> **DIRECTIVE**: Find the line containing "Give me the", then print it and each following line through the end of the records, exactly and with nothing added; leave out any pictures.

Dataset items:
★ ★ ★ ★ ★
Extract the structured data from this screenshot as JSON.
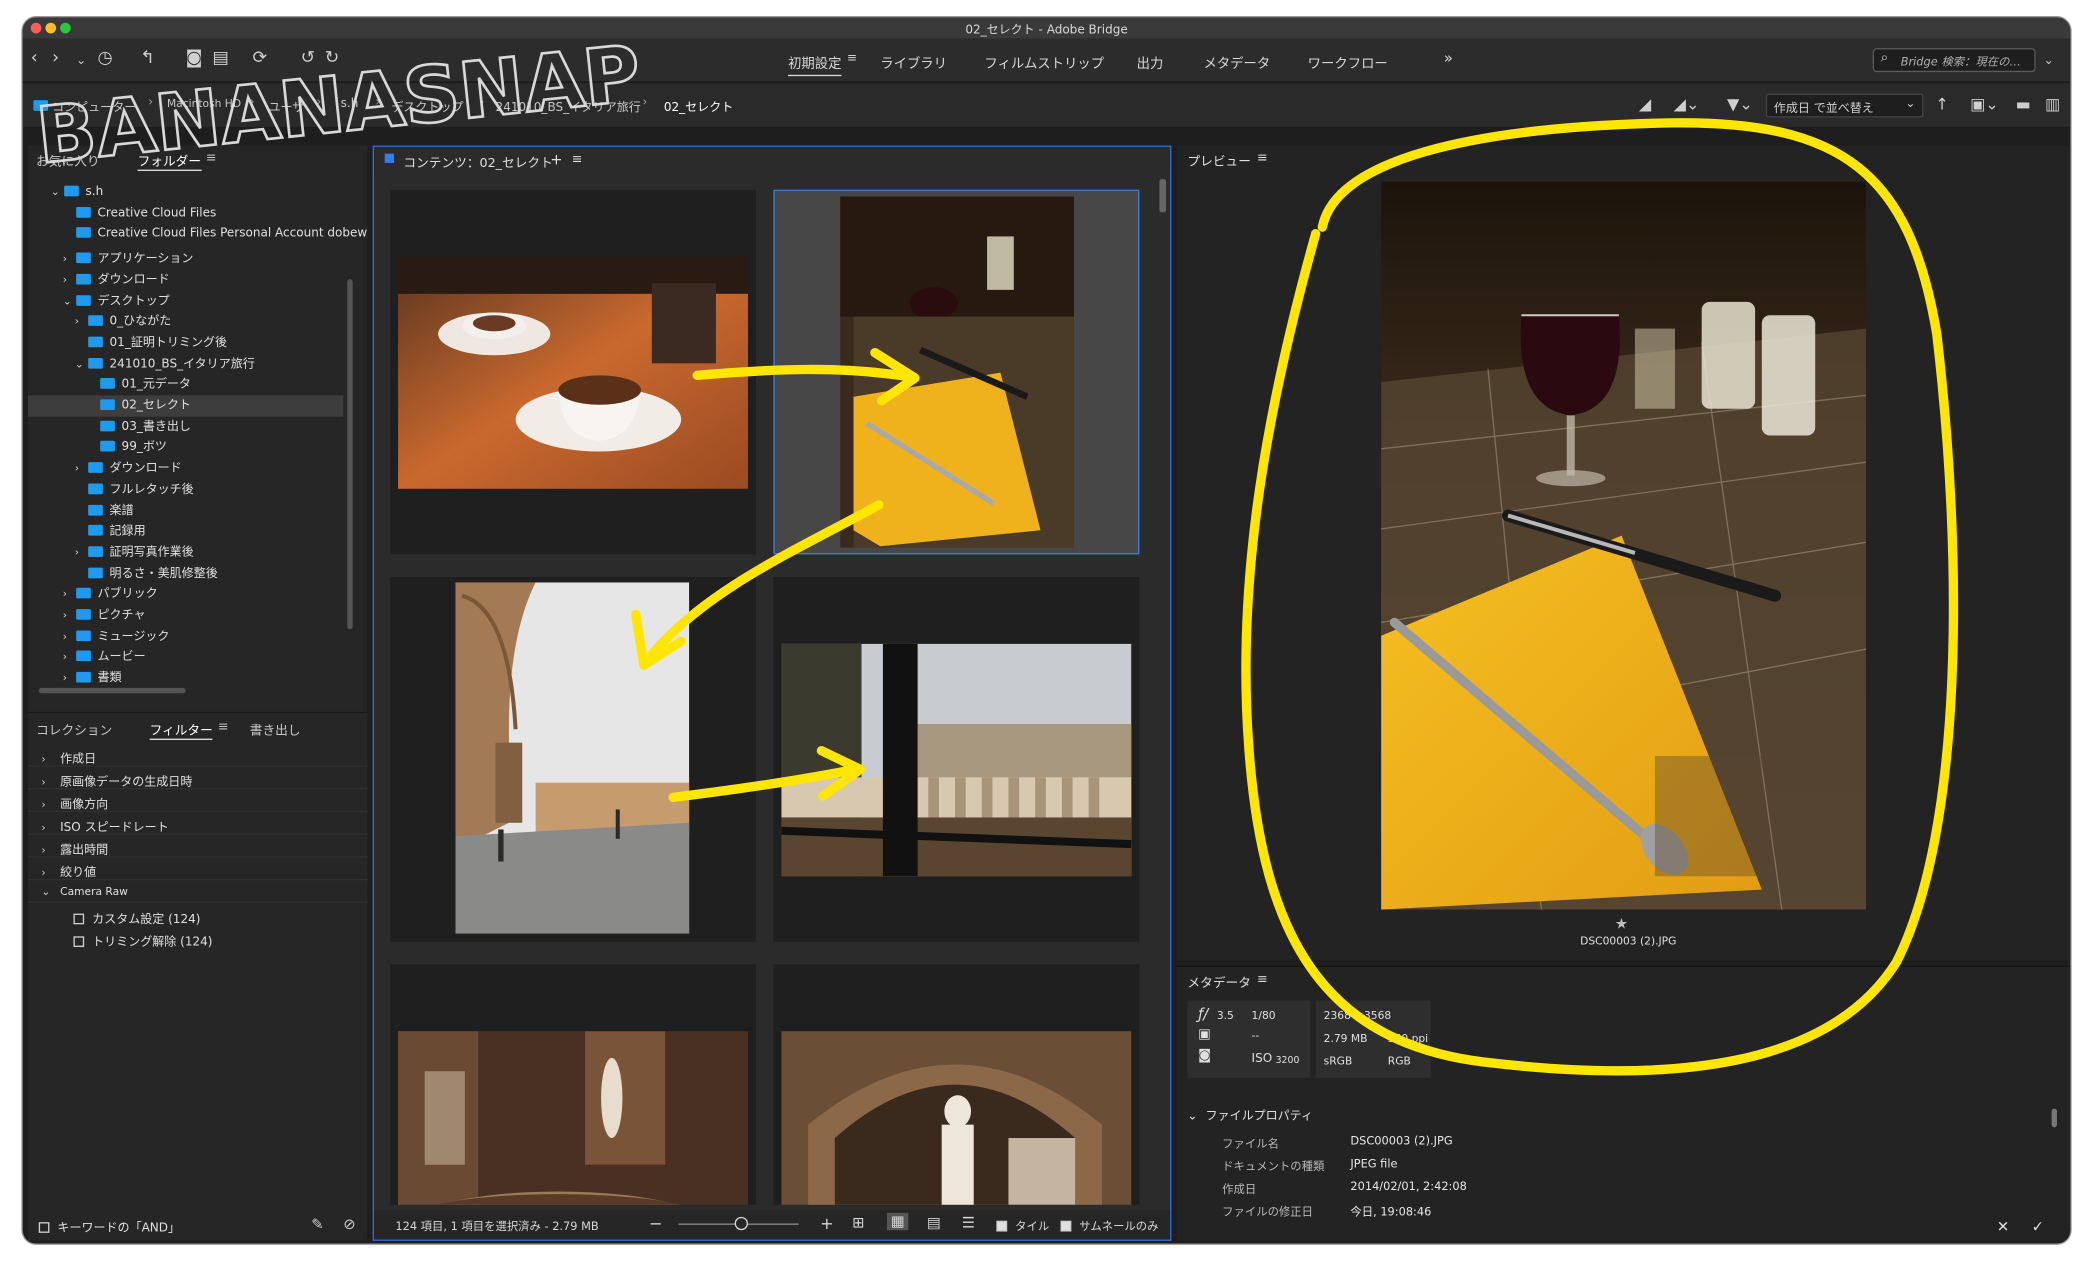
{
  "window": {
    "title": "02_セレクト - Adobe Bridge"
  },
  "toolbar": {
    "workspaces": [
      {
        "label": "初期設定",
        "active": true
      },
      {
        "label": "ライブラリ"
      },
      {
        "label": "フィルムストリップ"
      },
      {
        "label": "出力"
      },
      {
        "label": "メタデータ"
      },
      {
        "label": "ワークフロー"
      }
    ],
    "more": "»",
    "search_placeholder": "Bridge 検索：現在の…"
  },
  "breadcrumb": [
    "コンピューター",
    "Macintosh HD",
    "ユーザ",
    "s.h",
    "デスクトップ",
    "241010_BS_イタリア旅行",
    "02_セレクト"
  ],
  "sort_label": "作成日 で並べ替え",
  "watermark": "BANANASNAP",
  "left_panel": {
    "tabs": [
      "お気に入り",
      "フォルダー"
    ],
    "tree": [
      {
        "label": "s.h",
        "depth": 1,
        "arrow": "down"
      },
      {
        "label": "Creative Cloud Files",
        "depth": 2,
        "arrow": ""
      },
      {
        "label": "Creative Cloud Files Personal Account dobew",
        "depth": 2,
        "arrow": ""
      },
      {
        "label": "アプリケーション",
        "depth": 2,
        "arrow": "right"
      },
      {
        "label": "ダウンロード",
        "depth": 2,
        "arrow": "right"
      },
      {
        "label": "デスクトップ",
        "depth": 2,
        "arrow": "down"
      },
      {
        "label": "0_ひながた",
        "depth": 3,
        "arrow": "right"
      },
      {
        "label": "01_証明トリミング後",
        "depth": 3,
        "arrow": ""
      },
      {
        "label": "241010_BS_イタリア旅行",
        "depth": 3,
        "arrow": "down"
      },
      {
        "label": "01_元データ",
        "depth": 4,
        "arrow": ""
      },
      {
        "label": "02_セレクト",
        "depth": 4,
        "arrow": "",
        "selected": true
      },
      {
        "label": "03_書き出し",
        "depth": 4,
        "arrow": ""
      },
      {
        "label": "99_ボツ",
        "depth": 4,
        "arrow": ""
      },
      {
        "label": "ダウンロード",
        "depth": 3,
        "arrow": "right"
      },
      {
        "label": "フルレタッチ後",
        "depth": 3,
        "arrow": ""
      },
      {
        "label": "楽譜",
        "depth": 3,
        "arrow": ""
      },
      {
        "label": "記録用",
        "depth": 3,
        "arrow": ""
      },
      {
        "label": "証明写真作業後",
        "depth": 3,
        "arrow": "right"
      },
      {
        "label": "明るさ・美肌修整後",
        "depth": 3,
        "arrow": ""
      },
      {
        "label": "パブリック",
        "depth": 2,
        "arrow": "right"
      },
      {
        "label": "ピクチャ",
        "depth": 2,
        "arrow": "right"
      },
      {
        "label": "ミュージック",
        "depth": 2,
        "arrow": "right"
      },
      {
        "label": "ムービー",
        "depth": 2,
        "arrow": "right"
      },
      {
        "label": "書類",
        "depth": 2,
        "arrow": "right"
      }
    ]
  },
  "filter_panel": {
    "tabs": [
      "コレクション",
      "フィルター",
      "書き出し"
    ],
    "rows": [
      "作成日",
      "原画像データの生成日時",
      "画像方向",
      "ISO スピードレート",
      "露出時間",
      "絞り値",
      "Camera Raw"
    ],
    "sub_rows": [
      "カスタム設定 (124)",
      "トリミング解除 (124)"
    ],
    "keyword_label": "キーワードの「AND」"
  },
  "content": {
    "title": "コンテンツ：02_セレクト",
    "status": "124 項目, 1 項目を選択済み - 2.79 MB",
    "tile_label": "タイル",
    "thumbnail_only_label": "サムネールのみ"
  },
  "preview": {
    "title": "プレビュー",
    "rating": "★",
    "filename": "DSC00003 (2).JPG"
  },
  "metadata": {
    "title": "メタデータ",
    "aperture": "3.5",
    "shutter": "1/80",
    "metering": "--",
    "iso_label": "ISO",
    "iso": "3200",
    "dimensions": "2368 x 3568",
    "size": "2.79 MB",
    "ppi": "350 ppi",
    "colorspace": "sRGB",
    "mode": "RGB",
    "section": "ファイルプロパティ",
    "props": [
      {
        "k": "ファイル名",
        "v": "DSC00003 (2).JPG"
      },
      {
        "k": "ドキュメントの種類",
        "v": "JPEG file"
      },
      {
        "k": "作成日",
        "v": "2014/02/01, 2:42:08"
      },
      {
        "k": "ファイルの修正日",
        "v": "今日, 19:08:46"
      }
    ]
  },
  "colors": {
    "accent": "#2f80ed",
    "annotation": "#ffe600",
    "folder": "#1e9bf0"
  }
}
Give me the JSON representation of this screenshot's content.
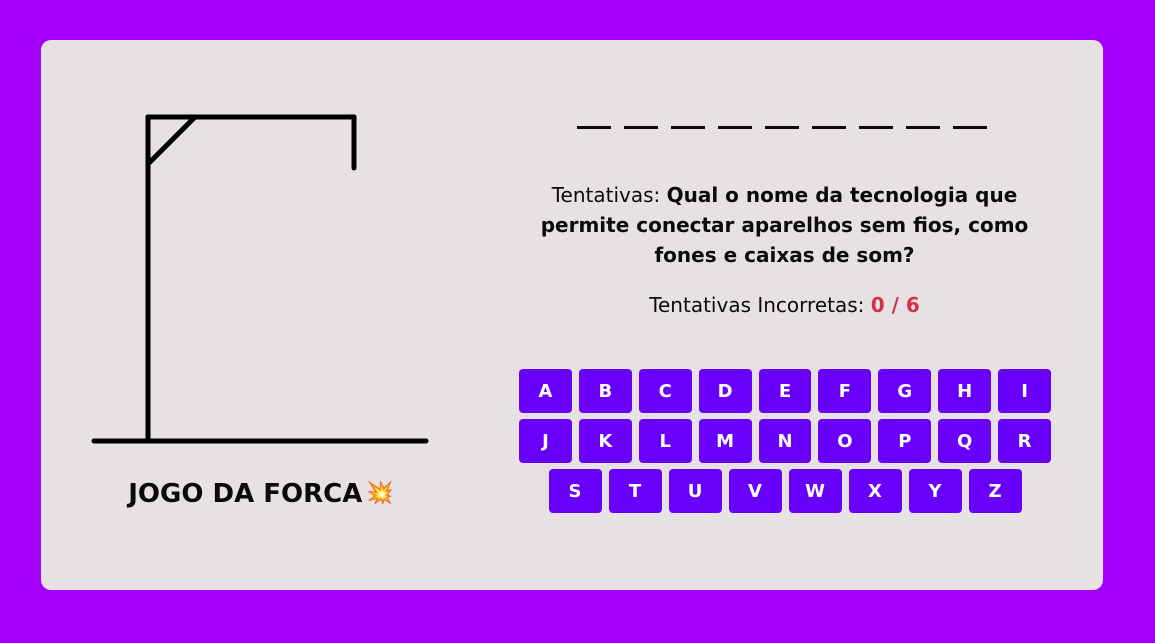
{
  "game": {
    "title": "JOGO DA FORCA",
    "title_emoji": "💥",
    "word_length": 9,
    "hint_label": "Tentativas:",
    "hint_text": "Qual o nome da tecnologia que permite conectar aparelhos sem fios, como fones e caixas de som?",
    "incorrect_label": "Tentativas Incorretas:",
    "incorrect_count": "0 / 6"
  },
  "keyboard": {
    "rows": [
      [
        "A",
        "B",
        "C",
        "D",
        "E",
        "F",
        "G",
        "H",
        "I"
      ],
      [
        "J",
        "K",
        "L",
        "M",
        "N",
        "O",
        "P",
        "Q",
        "R"
      ],
      [
        "S",
        "T",
        "U",
        "V",
        "W",
        "X",
        "Y",
        "Z"
      ]
    ]
  },
  "colors": {
    "page_background": "#a500fb",
    "card_background": "#e6e1e2",
    "key_background": "#6900fc",
    "incorrect_count": "#d6304b"
  }
}
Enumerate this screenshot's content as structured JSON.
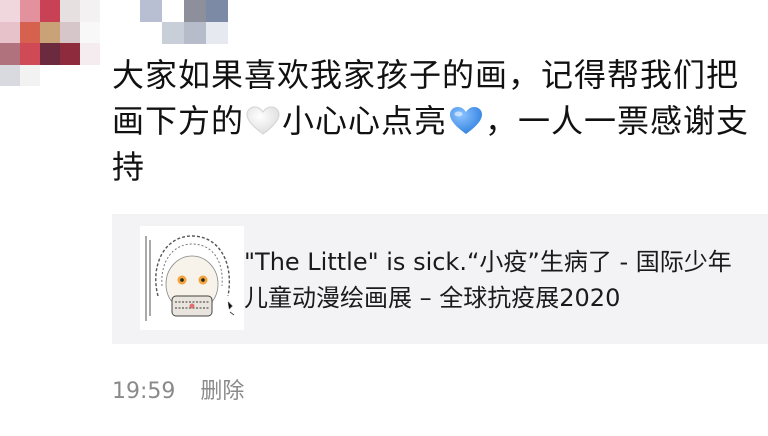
{
  "post": {
    "message_part1": "大家如果喜欢我家孩子的画，记得帮我们把画下方的",
    "message_part2": "小心心点亮",
    "message_part3": "，一人一票感谢支持",
    "heart_white_icon": "white-heart",
    "heart_blue_icon": "blue-heart",
    "heart_blue_color": "#3a8ee6"
  },
  "link_card": {
    "title": "\"The Little\" is sick.“小疫”生病了 - 国际少年儿童动漫绘画展 – 全球抗疫展2020",
    "thumbnail_icon": "drawing-thumbnail"
  },
  "meta": {
    "time": "19:59",
    "delete_label": "删除"
  }
}
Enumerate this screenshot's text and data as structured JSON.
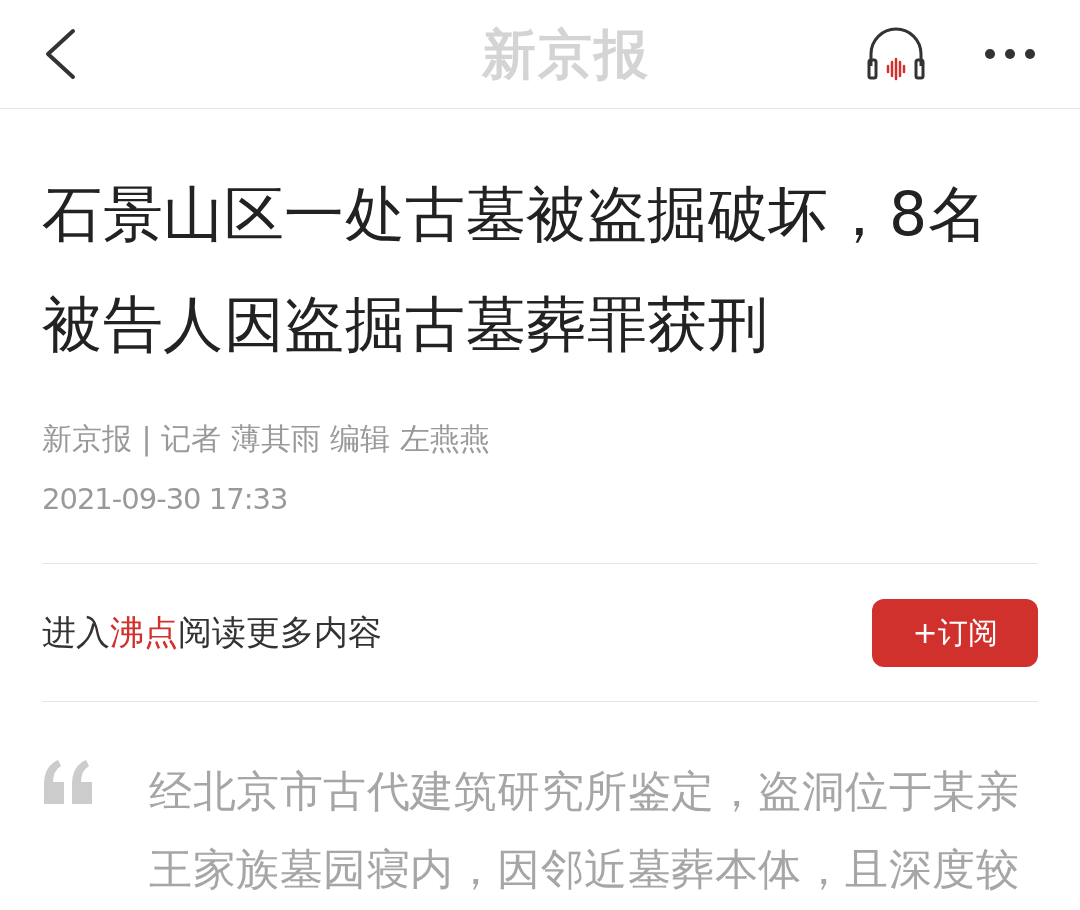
★ ★ ★ ★ ★
> **RESULT OF THE TASK**:
Give me the JSON representation of this screenshot's content.
{
  "game": {
    "title": "JOGO DA FORCA",
    "title_emoji": "💥",
    "word_length": 9,
    "hint_label": "Tentativas:",
    "hint_text": "Qual o nome da tecnologia que permite conectar aparelhos sem fios, como fones e caixas de som?",
    "incorrect_label": "Tentativas Incorretas:",
    "incorrect_count": "0 / 6"
  },
  "keyboard": {
    "rows": [
      [
        "A",
        "B",
        "C",
        "D",
        "E",
        "F",
        "G",
        "H",
        "I"
      ],
      [
        "J",
        "K",
        "L",
        "M",
        "N",
        "O",
        "P",
        "Q",
        "R"
      ],
      [
        "S",
        "T",
        "U",
        "V",
        "W",
        "X",
        "Y",
        "Z"
      ]
    ]
  },
  "colors": {
    "page_background": "#a500fb",
    "card_background": "#e6e1e2",
    "key_background": "#6900fc",
    "incorrect_count": "#d6304b"
  }
}
Enumerate this screenshot's content as structured JSON.
{
  "post": {
    "message_part1": "大家如果喜欢我家孩子的画，记得帮我们把画下方的",
    "message_part2": "小心心点亮",
    "message_part3": "，一人一票感谢支持",
    "heart_white_icon": "white-heart",
    "heart_blue_icon": "blue-heart",
    "heart_blue_color": "#3a8ee6"
  },
  "link_card": {
    "title": "\"The Little\" is sick.“小疫”生病了 - 国际少年儿童动漫绘画展 – 全球抗疫展2020",
    "thumbnail_icon": "drawing-thumbnail"
  },
  "meta": {
    "time": "19:59",
    "delete_label": "删除"
  }
}
Enumerate this screenshot's text and data as structured JSON.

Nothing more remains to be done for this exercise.